- [TASK INSTRUCTIONS]
Repeat every line of the material, character for character.

==== AVAILABLE DATA ====

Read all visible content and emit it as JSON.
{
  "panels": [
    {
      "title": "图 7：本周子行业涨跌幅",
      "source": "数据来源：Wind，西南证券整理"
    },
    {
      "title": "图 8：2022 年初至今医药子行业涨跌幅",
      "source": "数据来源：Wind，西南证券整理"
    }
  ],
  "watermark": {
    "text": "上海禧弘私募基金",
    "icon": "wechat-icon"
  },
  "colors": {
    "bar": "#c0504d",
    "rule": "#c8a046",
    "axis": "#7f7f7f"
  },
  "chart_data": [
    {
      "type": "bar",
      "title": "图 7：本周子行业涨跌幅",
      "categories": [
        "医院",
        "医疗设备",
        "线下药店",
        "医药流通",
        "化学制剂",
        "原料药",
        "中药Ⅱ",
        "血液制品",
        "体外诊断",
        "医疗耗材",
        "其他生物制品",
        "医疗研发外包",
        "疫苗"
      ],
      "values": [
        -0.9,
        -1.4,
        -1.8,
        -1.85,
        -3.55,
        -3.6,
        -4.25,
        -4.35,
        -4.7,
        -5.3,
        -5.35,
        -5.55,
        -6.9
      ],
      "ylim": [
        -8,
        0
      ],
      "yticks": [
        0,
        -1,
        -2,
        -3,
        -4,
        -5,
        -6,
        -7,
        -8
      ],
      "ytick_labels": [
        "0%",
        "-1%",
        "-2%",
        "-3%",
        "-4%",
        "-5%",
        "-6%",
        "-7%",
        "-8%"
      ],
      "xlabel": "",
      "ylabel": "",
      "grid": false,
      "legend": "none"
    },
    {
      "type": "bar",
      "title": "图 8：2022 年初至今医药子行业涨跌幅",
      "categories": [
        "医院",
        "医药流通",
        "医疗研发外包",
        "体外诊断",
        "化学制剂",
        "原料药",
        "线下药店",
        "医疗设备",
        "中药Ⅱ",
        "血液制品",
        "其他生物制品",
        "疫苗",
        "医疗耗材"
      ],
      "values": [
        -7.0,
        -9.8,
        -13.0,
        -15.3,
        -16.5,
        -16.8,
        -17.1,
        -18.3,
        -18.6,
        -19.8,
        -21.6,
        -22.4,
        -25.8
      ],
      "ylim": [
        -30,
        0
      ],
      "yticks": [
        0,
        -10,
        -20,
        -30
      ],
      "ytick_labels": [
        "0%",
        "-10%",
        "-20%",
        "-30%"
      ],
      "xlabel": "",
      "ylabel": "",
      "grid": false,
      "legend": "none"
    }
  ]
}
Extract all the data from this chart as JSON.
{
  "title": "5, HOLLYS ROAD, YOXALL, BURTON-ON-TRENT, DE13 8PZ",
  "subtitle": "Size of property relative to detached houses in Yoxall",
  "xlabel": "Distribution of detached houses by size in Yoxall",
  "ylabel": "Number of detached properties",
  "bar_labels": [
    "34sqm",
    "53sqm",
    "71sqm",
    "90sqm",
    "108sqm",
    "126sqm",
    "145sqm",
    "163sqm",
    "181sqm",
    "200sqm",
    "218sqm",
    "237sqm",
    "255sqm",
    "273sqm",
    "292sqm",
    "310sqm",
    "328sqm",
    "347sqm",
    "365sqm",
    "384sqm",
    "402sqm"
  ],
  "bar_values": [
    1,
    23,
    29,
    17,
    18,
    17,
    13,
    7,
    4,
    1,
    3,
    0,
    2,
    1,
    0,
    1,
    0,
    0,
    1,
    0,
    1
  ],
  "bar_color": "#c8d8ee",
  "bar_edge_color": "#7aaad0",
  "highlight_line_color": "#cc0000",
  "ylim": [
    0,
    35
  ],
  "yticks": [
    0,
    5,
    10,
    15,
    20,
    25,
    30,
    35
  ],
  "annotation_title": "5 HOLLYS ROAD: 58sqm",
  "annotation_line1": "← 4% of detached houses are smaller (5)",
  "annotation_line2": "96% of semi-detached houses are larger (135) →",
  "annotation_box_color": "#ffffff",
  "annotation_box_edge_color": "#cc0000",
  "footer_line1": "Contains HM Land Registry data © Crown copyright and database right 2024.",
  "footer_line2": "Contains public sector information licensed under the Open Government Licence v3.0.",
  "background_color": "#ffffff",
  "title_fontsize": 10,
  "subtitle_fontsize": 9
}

====

- [ANSWER FOR THE TASK]
Read all visible content and emit it as JSON.
{
  "panels": [
    {
      "title": "图 7：本周子行业涨跌幅",
      "source": "数据来源：Wind，西南证券整理"
    },
    {
      "title": "图 8：2022 年初至今医药子行业涨跌幅",
      "source": "数据来源：Wind，西南证券整理"
    }
  ],
  "watermark": {
    "text": "上海禧弘私募基金",
    "icon": "wechat-icon"
  },
  "colors": {
    "bar": "#c0504d",
    "rule": "#c8a046",
    "axis": "#7f7f7f"
  },
  "chart_data": [
    {
      "type": "bar",
      "title": "图 7：本周子行业涨跌幅",
      "categories": [
        "医院",
        "医疗设备",
        "线下药店",
        "医药流通",
        "化学制剂",
        "原料药",
        "中药Ⅱ",
        "血液制品",
        "体外诊断",
        "医疗耗材",
        "其他生物制品",
        "医疗研发外包",
        "疫苗"
      ],
      "values": [
        -0.9,
        -1.4,
        -1.8,
        -1.85,
        -3.55,
        -3.6,
        -4.25,
        -4.35,
        -4.7,
        -5.3,
        -5.35,
        -5.55,
        -6.9
      ],
      "ylim": [
        -8,
        0
      ],
      "yticks": [
        0,
        -1,
        -2,
        -3,
        -4,
        -5,
        -6,
        -7,
        -8
      ],
      "ytick_labels": [
        "0%",
        "-1%",
        "-2%",
        "-3%",
        "-4%",
        "-5%",
        "-6%",
        "-7%",
        "-8%"
      ],
      "xlabel": "",
      "ylabel": "",
      "grid": false,
      "legend": "none"
    },
    {
      "type": "bar",
      "title": "图 8：2022 年初至今医药子行业涨跌幅",
      "categories": [
        "医院",
        "医药流通",
        "医疗研发外包",
        "体外诊断",
        "化学制剂",
        "原料药",
        "线下药店",
        "医疗设备",
        "中药Ⅱ",
        "血液制品",
        "其他生物制品",
        "疫苗",
        "医疗耗材"
      ],
      "values": [
        -7.0,
        -9.8,
        -13.0,
        -15.3,
        -16.5,
        -16.8,
        -17.1,
        -18.3,
        -18.6,
        -19.8,
        -21.6,
        -22.4,
        -25.8
      ],
      "ylim": [
        -30,
        0
      ],
      "yticks": [
        0,
        -10,
        -20,
        -30
      ],
      "ytick_labels": [
        "0%",
        "-10%",
        "-20%",
        "-30%"
      ],
      "xlabel": "",
      "ylabel": "",
      "grid": false,
      "legend": "none"
    }
  ]
}
Extract all the data from this chart as JSON.
{
  "title": "5, HOLLYS ROAD, YOXALL, BURTON-ON-TRENT, DE13 8PZ",
  "subtitle": "Size of property relative to detached houses in Yoxall",
  "xlabel": "Distribution of detached houses by size in Yoxall",
  "ylabel": "Number of detached properties",
  "bar_labels": [
    "34sqm",
    "53sqm",
    "71sqm",
    "90sqm",
    "108sqm",
    "126sqm",
    "145sqm",
    "163sqm",
    "181sqm",
    "200sqm",
    "218sqm",
    "237sqm",
    "255sqm",
    "273sqm",
    "292sqm",
    "310sqm",
    "328sqm",
    "347sqm",
    "365sqm",
    "384sqm",
    "402sqm"
  ],
  "bar_values": [
    1,
    23,
    29,
    17,
    18,
    17,
    13,
    7,
    4,
    1,
    3,
    0,
    2,
    1,
    0,
    1,
    0,
    0,
    1,
    0,
    1
  ],
  "bar_color": "#c8d8ee",
  "bar_edge_color": "#7aaad0",
  "highlight_line_color": "#cc0000",
  "ylim": [
    0,
    35
  ],
  "yticks": [
    0,
    5,
    10,
    15,
    20,
    25,
    30,
    35
  ],
  "annotation_title": "5 HOLLYS ROAD: 58sqm",
  "annotation_line1": "← 4% of detached houses are smaller (5)",
  "annotation_line2": "96% of semi-detached houses are larger (135) →",
  "annotation_box_color": "#ffffff",
  "annotation_box_edge_color": "#cc0000",
  "footer_line1": "Contains HM Land Registry data © Crown copyright and database right 2024.",
  "footer_line2": "Contains public sector information licensed under the Open Government Licence v3.0.",
  "background_color": "#ffffff",
  "title_fontsize": 10,
  "subtitle_fontsize": 9
}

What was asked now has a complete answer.